WORK INSTRUCTION 1:
Answer these questions using the clarithromycin abstract, one line per answer:
(a) Which strain of mice was used, and by what route were they inoculated?
(b) What dose of clarithromycin was given, and how often?
(c) In mice inoculated with UV-killed M. pneumoniae, did clarithromycin significantly reduce airway resistance-obstruction?
WORK INSTRUCTION 2: Translate this sentence from the clarithromycin abstract into Spanish: "Clarithromycin (25 mg/kg of body weight) or placebo was subcutaneously administered once daily in both groups of mice."
***** SELECTED TEXT *****
Antimicrobial and Immunologic Activities of Clarithromycin in a Murine Model of Mycoplasma pneumoniae -Induced Pneumonia

Abstract

Because macrolide antibiotics are hypothesized to possess immunomodulatory activity independent of their antimicrobial activity, we evaluated the immunomodulatory effect of clarithromycin in a murine model of lung inflammation induced by either live or UV-killed Mycoplasma pneumoniae . BALB/c mice were intranasally inoculated once with live or UV-killed M . pneumoniae . Clarithromycin (25 mg/kg of body weight) or placebo was subcutaneously administered once daily in both groups of mice. In mice infected with live M . pneumoniae , clarithromycin treatment significantly reduced quantitative M . pneumoniae bronchoalveolar lavage (BAL) culture, pulmonary histopathologic scores (HPS), and airway resistance-obstruction (as measured by plethysmography) compared with placebo. Concentrations of tumor necrosis factor alpha, gamma interferon, interleukin-6 (IL-6), mouse KC (functional IL-8), JE/MCP-1, and MIP-1α in BAL fluid were also significantly decreased in mice infected with live M . pneumoniae given clarithromycin. In contrast, mice inoculated with UV-killed M . pneumoniae had no significant reduction in HPS, airway resistance-obstruction, or BAL cytokine or chemokine concentrations in response to clarithromycin administration. Clarithromycin therapy demonstrated beneficial effects (microbiologic, histologic, respiratory, and immunologic) on pneumonia in the mice infected with live M . pneumoniae ; this was not observed in the mice inoculated with UV-killed M . pneumoniae .
***** RECORDS SUPPLIED *****
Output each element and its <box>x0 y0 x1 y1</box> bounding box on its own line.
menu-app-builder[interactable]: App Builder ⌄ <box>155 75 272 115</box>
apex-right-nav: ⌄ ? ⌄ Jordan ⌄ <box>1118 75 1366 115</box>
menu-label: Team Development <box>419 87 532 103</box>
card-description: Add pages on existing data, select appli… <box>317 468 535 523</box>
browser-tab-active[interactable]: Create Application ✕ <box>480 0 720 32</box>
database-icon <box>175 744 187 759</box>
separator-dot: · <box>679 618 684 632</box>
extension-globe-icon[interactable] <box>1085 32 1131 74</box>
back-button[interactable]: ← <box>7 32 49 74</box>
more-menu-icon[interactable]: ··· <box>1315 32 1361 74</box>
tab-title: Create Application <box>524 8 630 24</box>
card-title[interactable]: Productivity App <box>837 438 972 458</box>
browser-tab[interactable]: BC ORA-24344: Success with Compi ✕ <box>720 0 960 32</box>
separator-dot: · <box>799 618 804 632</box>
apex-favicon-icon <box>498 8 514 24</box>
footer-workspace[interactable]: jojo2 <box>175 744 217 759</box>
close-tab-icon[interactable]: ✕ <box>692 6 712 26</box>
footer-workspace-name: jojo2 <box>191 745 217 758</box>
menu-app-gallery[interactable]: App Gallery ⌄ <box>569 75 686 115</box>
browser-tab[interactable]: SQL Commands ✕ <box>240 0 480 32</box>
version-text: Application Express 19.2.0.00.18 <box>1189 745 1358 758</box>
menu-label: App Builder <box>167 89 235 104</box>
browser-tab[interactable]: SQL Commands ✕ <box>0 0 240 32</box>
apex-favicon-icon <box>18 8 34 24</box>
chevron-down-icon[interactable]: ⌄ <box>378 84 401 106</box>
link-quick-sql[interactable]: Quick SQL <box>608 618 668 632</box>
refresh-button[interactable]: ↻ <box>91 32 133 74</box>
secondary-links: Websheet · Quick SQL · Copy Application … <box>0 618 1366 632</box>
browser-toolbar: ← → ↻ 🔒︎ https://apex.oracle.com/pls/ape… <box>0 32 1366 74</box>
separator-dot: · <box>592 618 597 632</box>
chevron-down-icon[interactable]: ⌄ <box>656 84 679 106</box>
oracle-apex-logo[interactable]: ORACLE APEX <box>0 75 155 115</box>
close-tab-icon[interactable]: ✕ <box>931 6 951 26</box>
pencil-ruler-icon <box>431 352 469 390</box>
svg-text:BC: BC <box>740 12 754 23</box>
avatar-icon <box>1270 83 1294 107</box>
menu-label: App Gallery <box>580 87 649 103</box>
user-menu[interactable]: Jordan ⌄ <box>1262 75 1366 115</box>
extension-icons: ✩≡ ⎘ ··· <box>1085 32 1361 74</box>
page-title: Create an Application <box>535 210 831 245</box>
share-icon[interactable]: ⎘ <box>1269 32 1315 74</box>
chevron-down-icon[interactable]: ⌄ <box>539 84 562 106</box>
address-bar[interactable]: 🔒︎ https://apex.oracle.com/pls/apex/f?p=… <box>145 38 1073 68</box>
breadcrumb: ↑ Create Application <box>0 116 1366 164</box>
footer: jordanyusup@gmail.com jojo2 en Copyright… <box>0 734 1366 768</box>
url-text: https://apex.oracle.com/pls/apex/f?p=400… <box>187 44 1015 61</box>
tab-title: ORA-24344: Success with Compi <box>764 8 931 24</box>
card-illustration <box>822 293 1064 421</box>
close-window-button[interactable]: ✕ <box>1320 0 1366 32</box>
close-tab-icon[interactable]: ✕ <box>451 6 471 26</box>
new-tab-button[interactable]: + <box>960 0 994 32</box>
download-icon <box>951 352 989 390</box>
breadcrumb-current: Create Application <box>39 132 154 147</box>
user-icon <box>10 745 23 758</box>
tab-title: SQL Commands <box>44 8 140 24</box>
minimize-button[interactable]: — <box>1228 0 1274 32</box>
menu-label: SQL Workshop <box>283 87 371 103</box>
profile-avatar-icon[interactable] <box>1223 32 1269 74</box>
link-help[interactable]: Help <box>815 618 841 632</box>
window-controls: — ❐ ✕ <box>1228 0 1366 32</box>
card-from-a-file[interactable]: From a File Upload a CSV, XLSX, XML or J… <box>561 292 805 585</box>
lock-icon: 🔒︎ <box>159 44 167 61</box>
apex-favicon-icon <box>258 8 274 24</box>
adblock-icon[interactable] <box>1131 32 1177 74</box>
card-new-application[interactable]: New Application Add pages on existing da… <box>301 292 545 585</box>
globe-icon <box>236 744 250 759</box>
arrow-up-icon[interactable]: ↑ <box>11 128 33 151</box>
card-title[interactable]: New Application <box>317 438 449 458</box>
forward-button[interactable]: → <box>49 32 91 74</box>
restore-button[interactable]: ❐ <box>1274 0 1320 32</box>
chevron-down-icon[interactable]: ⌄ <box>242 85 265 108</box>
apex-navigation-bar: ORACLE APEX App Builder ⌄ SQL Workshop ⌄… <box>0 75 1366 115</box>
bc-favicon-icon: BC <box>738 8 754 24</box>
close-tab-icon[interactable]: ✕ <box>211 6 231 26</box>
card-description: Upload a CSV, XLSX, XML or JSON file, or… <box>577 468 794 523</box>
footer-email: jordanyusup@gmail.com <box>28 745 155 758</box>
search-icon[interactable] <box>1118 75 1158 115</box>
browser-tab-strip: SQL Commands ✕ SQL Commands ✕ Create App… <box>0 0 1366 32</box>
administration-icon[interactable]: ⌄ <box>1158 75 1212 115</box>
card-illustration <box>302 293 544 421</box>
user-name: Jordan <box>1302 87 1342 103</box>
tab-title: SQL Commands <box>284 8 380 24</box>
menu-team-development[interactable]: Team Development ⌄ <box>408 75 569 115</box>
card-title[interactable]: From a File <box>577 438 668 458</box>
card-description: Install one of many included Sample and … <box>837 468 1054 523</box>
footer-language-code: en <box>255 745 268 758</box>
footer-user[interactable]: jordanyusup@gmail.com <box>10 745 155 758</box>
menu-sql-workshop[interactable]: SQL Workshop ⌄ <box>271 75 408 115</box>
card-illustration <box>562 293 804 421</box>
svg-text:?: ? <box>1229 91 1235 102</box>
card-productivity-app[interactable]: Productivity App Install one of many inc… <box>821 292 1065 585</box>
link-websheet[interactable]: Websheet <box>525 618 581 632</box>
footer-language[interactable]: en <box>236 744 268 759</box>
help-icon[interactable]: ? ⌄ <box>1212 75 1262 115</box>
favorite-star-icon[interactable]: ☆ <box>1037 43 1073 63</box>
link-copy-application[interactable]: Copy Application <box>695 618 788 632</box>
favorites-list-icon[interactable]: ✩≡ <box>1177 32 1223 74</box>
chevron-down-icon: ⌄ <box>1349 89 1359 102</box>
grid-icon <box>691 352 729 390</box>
*****
TASK RESULT 1:
(a) BALB/c mice, inoculated intranasally.
(b) 25 mg/kg of body weight, once daily.
(c) No.

TASK RESULT 2: Se administró claritromicina (25 mg/kg de peso corporal) o placebo por vía subcutánea una vez al día en ambos grupos de ratones.